[start Recorded data]

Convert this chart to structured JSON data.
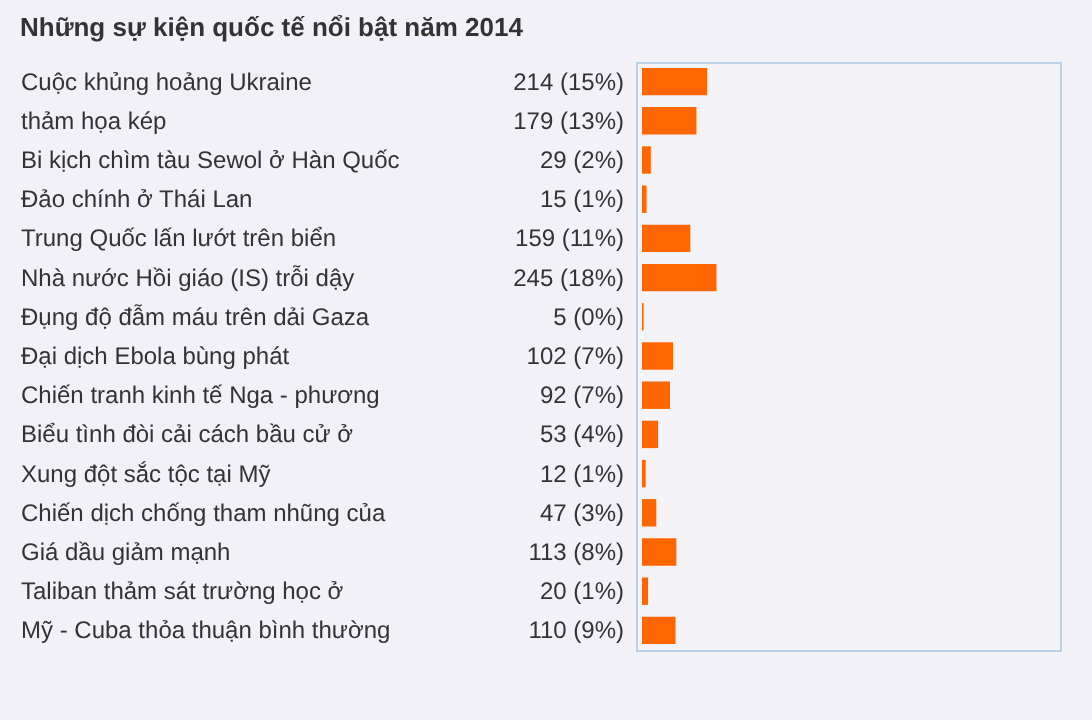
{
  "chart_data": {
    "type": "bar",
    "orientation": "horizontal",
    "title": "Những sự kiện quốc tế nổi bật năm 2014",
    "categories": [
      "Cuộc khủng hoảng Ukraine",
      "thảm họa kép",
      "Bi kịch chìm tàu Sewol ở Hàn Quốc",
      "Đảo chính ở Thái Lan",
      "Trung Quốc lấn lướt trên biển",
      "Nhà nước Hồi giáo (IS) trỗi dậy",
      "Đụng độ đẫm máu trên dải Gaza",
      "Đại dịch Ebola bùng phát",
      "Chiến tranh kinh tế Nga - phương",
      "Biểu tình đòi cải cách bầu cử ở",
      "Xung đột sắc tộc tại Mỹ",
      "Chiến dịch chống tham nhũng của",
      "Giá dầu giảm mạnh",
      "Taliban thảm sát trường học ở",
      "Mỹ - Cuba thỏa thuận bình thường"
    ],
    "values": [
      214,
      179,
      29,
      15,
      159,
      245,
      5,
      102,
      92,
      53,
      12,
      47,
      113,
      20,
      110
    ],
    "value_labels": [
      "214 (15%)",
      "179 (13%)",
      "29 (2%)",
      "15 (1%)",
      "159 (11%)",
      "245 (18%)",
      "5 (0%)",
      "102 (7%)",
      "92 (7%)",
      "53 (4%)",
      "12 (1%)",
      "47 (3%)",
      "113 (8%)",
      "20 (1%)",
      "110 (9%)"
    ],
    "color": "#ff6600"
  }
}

[end Recorded data]

From the entries above, list each line with "Chiến" in it.

Answer for the task:
      "Chiến tranh kinh tế Nga - phương",
      "Chiến dịch chống tham nhũng của",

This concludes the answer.